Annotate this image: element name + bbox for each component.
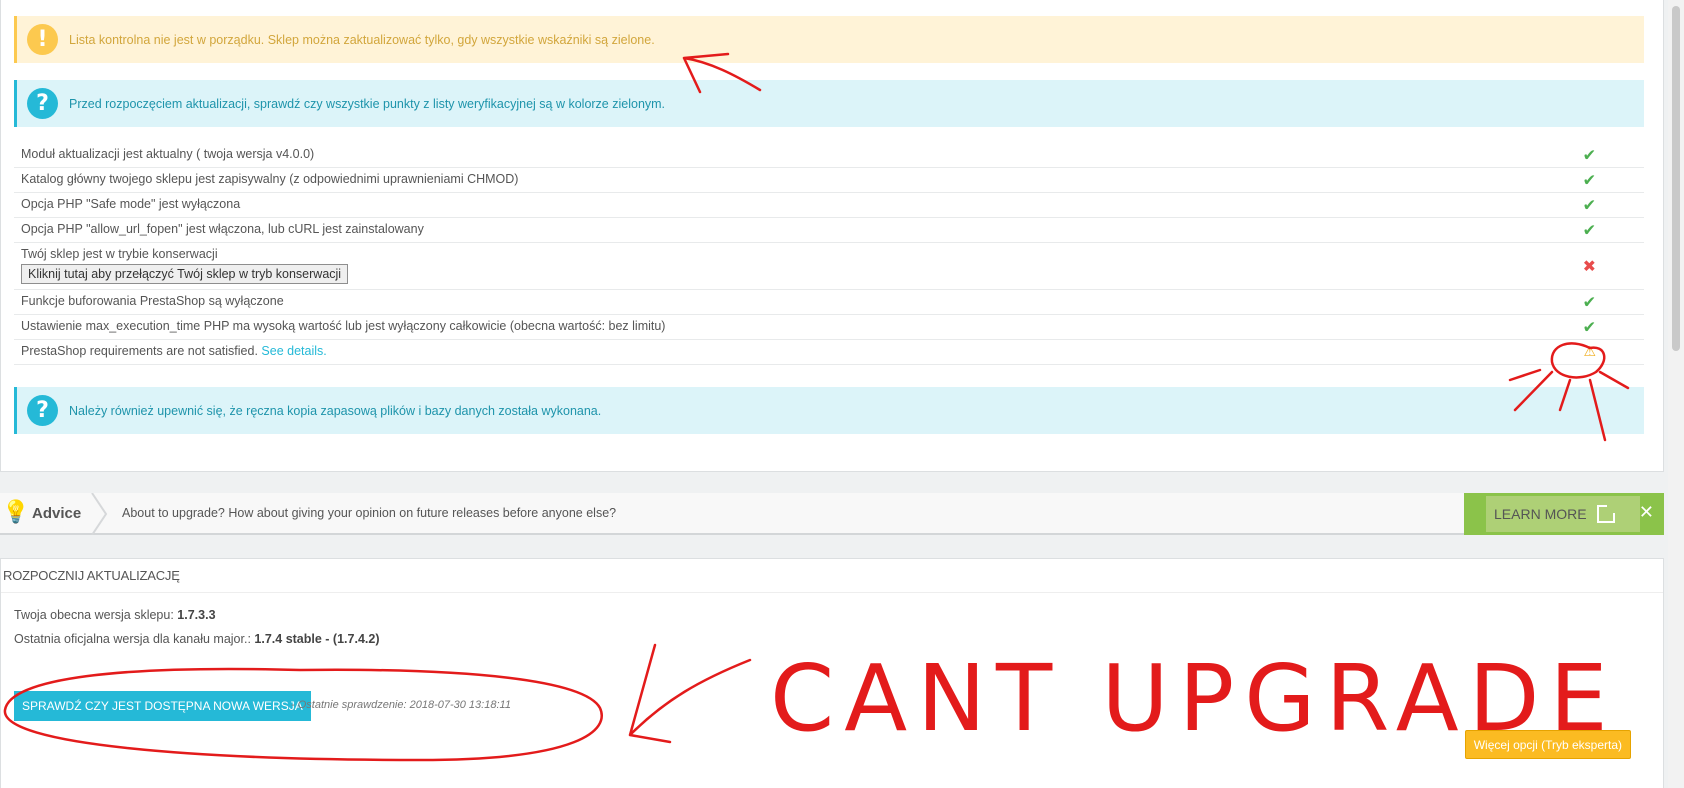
current-version-line: Twoja obecna wersja sklepu: 1.7.3.3	[14, 608, 216, 622]
checklist-label: Twój sklep jest w trybie konserwacji	[21, 247, 218, 261]
check-new-version-button[interactable]: SPRAWDŹ CZY JEST DOSTĘPNA NOWA WERSJA	[14, 691, 311, 721]
checklist-label: Funkcje buforowania PrestaShop są wyłącz…	[21, 294, 284, 308]
checklist-table: Moduł aktualizacji jest aktualny ( twoja…	[14, 143, 1644, 365]
checklist-row: Opcja PHP "allow_url_fopen" jest włączon…	[14, 218, 1644, 243]
expert-mode-button[interactable]: Więcej opcji (Tryb eksperta)	[1464, 730, 1631, 759]
advice-message: About to upgrade? How about giving your …	[122, 506, 617, 520]
advice-bar: 💡 Advice About to upgrade? How about giv…	[0, 493, 1664, 535]
question-icon: ?	[27, 88, 58, 119]
checklist-label: Opcja PHP "allow_url_fopen" jest włączon…	[21, 222, 424, 236]
checklist-warning-alert: ! Lista kontrolna nie jest w porządku. S…	[14, 16, 1644, 63]
checklist-label: Moduł aktualizacji jest aktualny ( twoja…	[21, 147, 315, 161]
check-mark-icon: ✔	[1582, 317, 1596, 337]
last-check-timestamp: - Ostatnie sprawdzenie: 2018-07-30 13:18…	[291, 699, 511, 711]
checklist-row: Opcja PHP "Safe mode" jest wyłączona ✔	[14, 193, 1644, 218]
current-version-value: 1.7.3.3	[177, 608, 216, 622]
checklist-row: Katalog główny twojego sklepu jest zapis…	[14, 168, 1644, 193]
scrollbar[interactable]	[1668, 0, 1684, 788]
warning-text: Lista kontrolna nie jest w porządku. Skl…	[69, 32, 655, 47]
checklist-label: Ustawienie max_execution_time PHP ma wys…	[21, 319, 666, 333]
advice-title: Advice	[32, 505, 82, 522]
checklist-row: Moduł aktualizacji jest aktualny ( twoja…	[14, 143, 1644, 168]
checklist-row: PrestaShop requirements are not satisfie…	[14, 340, 1644, 365]
learn-more-label: LEARN MORE	[1494, 506, 1587, 522]
start-upgrade-panel: ROZPOCZNIJ AKTUALIZACJĘ Twoja obecna wer…	[0, 558, 1664, 788]
see-details-link[interactable]: See details.	[261, 344, 326, 358]
current-version-label: Twoja obecna wersja sklepu:	[14, 608, 174, 622]
panel-heading: ROZPOCZNIJ AKTUALIZACJĘ	[1, 559, 1663, 593]
latest-version-line: Ostatnia oficjalna wersja dla kanału maj…	[14, 632, 379, 646]
learn-more-button[interactable]: LEARN MORE	[1486, 496, 1640, 532]
maintenance-mode-button[interactable]: Kliknij tutaj aby przełączyć Twój sklep …	[21, 264, 349, 284]
latest-version-label: Ostatnia oficjalna wersja dla kanału maj…	[14, 632, 251, 646]
before-upgrade-info-alert: ? Przed rozpoczęciem aktualizacji, spraw…	[14, 80, 1644, 127]
lightbulb-icon: 💡	[2, 500, 30, 525]
exclamation-icon: !	[27, 24, 58, 55]
cross-icon: ✖	[1582, 256, 1596, 276]
question-icon: ?	[27, 395, 58, 426]
advice-divider-arrow	[91, 493, 108, 535]
scrollbar-thumb[interactable]	[1672, 6, 1680, 351]
checklist-row: Twój sklep jest w trybie konserwacji Kli…	[14, 243, 1644, 290]
latest-version-value: 1.7.4 stable - (1.7.4.2)	[254, 632, 380, 646]
checklist-panel: ! Lista kontrolna nie jest w porządku. S…	[0, 0, 1664, 472]
checklist-row: Ustawienie max_execution_time PHP ma wys…	[14, 315, 1644, 340]
info-text: Przed rozpoczęciem aktualizacji, sprawdź…	[69, 96, 666, 111]
learn-more-area: LEARN MORE ✕	[1464, 493, 1664, 535]
external-link-icon	[1596, 504, 1616, 523]
close-icon[interactable]: ✕	[1639, 502, 1654, 523]
check-mark-icon: ✔	[1582, 292, 1596, 312]
info-text: Należy również upewnić się, że ręczna ko…	[69, 403, 602, 418]
backup-info-alert: ? Należy również upewnić się, że ręczna …	[14, 387, 1644, 434]
check-mark-icon: ✔	[1582, 195, 1596, 215]
check-mark-icon: ✔	[1582, 170, 1596, 190]
warning-triangle-icon: ⚠	[1583, 344, 1596, 360]
checklist-label: PrestaShop requirements are not satisfie…	[21, 344, 258, 358]
checklist-label: Opcja PHP "Safe mode" jest wyłączona	[21, 197, 241, 211]
check-mark-icon: ✔	[1582, 220, 1596, 240]
checklist-row: Funkcje buforowania PrestaShop są wyłącz…	[14, 290, 1644, 315]
check-mark-icon: ✔	[1582, 145, 1596, 165]
checklist-label: Katalog główny twojego sklepu jest zapis…	[21, 172, 519, 186]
*****
# Set exercise
Could you copy out every line above verbatim, leaving out the picture?

# Reply to the task
Annotate this image: element name + bbox for each component.
current-version-line: Twoja obecna wersja sklepu: 1.7.3.3	[14, 608, 216, 622]
checklist-label: Twój sklep jest w trybie konserwacji	[21, 247, 218, 261]
check-new-version-button[interactable]: SPRAWDŹ CZY JEST DOSTĘPNA NOWA WERSJA	[14, 691, 311, 721]
checklist-label: Funkcje buforowania PrestaShop są wyłącz…	[21, 294, 284, 308]
checklist-table: Moduł aktualizacji jest aktualny ( twoja…	[14, 143, 1644, 365]
checklist-row: Opcja PHP "allow_url_fopen" jest włączon…	[14, 218, 1644, 243]
expert-mode-button[interactable]: Więcej opcji (Tryb eksperta)	[1464, 730, 1631, 759]
advice-message: About to upgrade? How about giving your …	[122, 506, 617, 520]
advice-bar: 💡 Advice About to upgrade? How about giv…	[0, 493, 1664, 535]
question-icon: ?	[27, 88, 58, 119]
checklist-label: Opcja PHP "allow_url_fopen" jest włączon…	[21, 222, 424, 236]
checklist-warning-alert: ! Lista kontrolna nie jest w porządku. S…	[14, 16, 1644, 63]
checklist-label: Moduł aktualizacji jest aktualny ( twoja…	[21, 147, 315, 161]
check-mark-icon: ✔	[1582, 317, 1596, 337]
last-check-timestamp: - Ostatnie sprawdzenie: 2018-07-30 13:18…	[291, 699, 511, 711]
checklist-row: Opcja PHP "Safe mode" jest wyłączona ✔	[14, 193, 1644, 218]
current-version-value: 1.7.3.3	[177, 608, 216, 622]
checklist-row: Katalog główny twojego sklepu jest zapis…	[14, 168, 1644, 193]
scrollbar[interactable]	[1668, 0, 1684, 788]
warning-text: Lista kontrolna nie jest w porządku. Skl…	[69, 32, 655, 47]
checklist-label: Ustawienie max_execution_time PHP ma wys…	[21, 319, 666, 333]
advice-title: Advice	[32, 505, 82, 522]
checklist-row: Moduł aktualizacji jest aktualny ( twoja…	[14, 143, 1644, 168]
checklist-row: PrestaShop requirements are not satisfie…	[14, 340, 1644, 365]
learn-more-label: LEARN MORE	[1494, 506, 1587, 522]
start-upgrade-panel: ROZPOCZNIJ AKTUALIZACJĘ Twoja obecna wer…	[0, 558, 1664, 788]
see-details-link[interactable]: See details.	[261, 344, 326, 358]
current-version-label: Twoja obecna wersja sklepu:	[14, 608, 174, 622]
panel-heading: ROZPOCZNIJ AKTUALIZACJĘ	[1, 559, 1663, 593]
latest-version-line: Ostatnia oficjalna wersja dla kanału maj…	[14, 632, 379, 646]
learn-more-button[interactable]: LEARN MORE	[1486, 496, 1640, 532]
maintenance-mode-button[interactable]: Kliknij tutaj aby przełączyć Twój sklep …	[21, 264, 349, 284]
latest-version-label: Ostatnia oficjalna wersja dla kanału maj…	[14, 632, 251, 646]
before-upgrade-info-alert: ? Przed rozpoczęciem aktualizacji, spraw…	[14, 80, 1644, 127]
lightbulb-icon: 💡	[2, 500, 30, 525]
exclamation-icon: !	[27, 24, 58, 55]
cross-icon: ✖	[1582, 256, 1596, 276]
question-icon: ?	[27, 395, 58, 426]
advice-divider-arrow	[91, 493, 108, 535]
scrollbar-thumb[interactable]	[1672, 6, 1680, 351]
checklist-row: Twój sklep jest w trybie konserwacji Kli…	[14, 243, 1644, 290]
latest-version-value: 1.7.4 stable - (1.7.4.2)	[254, 632, 380, 646]
checklist-panel: ! Lista kontrolna nie jest w porządku. S…	[0, 0, 1664, 472]
checklist-row: Ustawienie max_execution_time PHP ma wys…	[14, 315, 1644, 340]
info-text: Przed rozpoczęciem aktualizacji, sprawdź…	[69, 96, 666, 111]
learn-more-area: LEARN MORE ✕	[1464, 493, 1664, 535]
external-link-icon	[1596, 504, 1616, 523]
close-icon[interactable]: ✕	[1639, 502, 1654, 523]
check-mark-icon: ✔	[1582, 292, 1596, 312]
info-text: Należy również upewnić się, że ręczna ko…	[69, 403, 602, 418]
backup-info-alert: ? Należy również upewnić się, że ręczna …	[14, 387, 1644, 434]
check-mark-icon: ✔	[1582, 195, 1596, 215]
check-mark-icon: ✔	[1582, 170, 1596, 190]
warning-triangle-icon: ⚠	[1583, 344, 1596, 360]
checklist-label: PrestaShop requirements are not satisfie…	[21, 344, 258, 358]
checklist-label: Opcja PHP "Safe mode" jest wyłączona	[21, 197, 241, 211]
check-mark-icon: ✔	[1582, 220, 1596, 240]
checklist-row: Funkcje buforowania PrestaShop są wyłącz…	[14, 290, 1644, 315]
check-mark-icon: ✔	[1582, 145, 1596, 165]
checklist-label: Katalog główny twojego sklepu jest zapis…	[21, 172, 519, 186]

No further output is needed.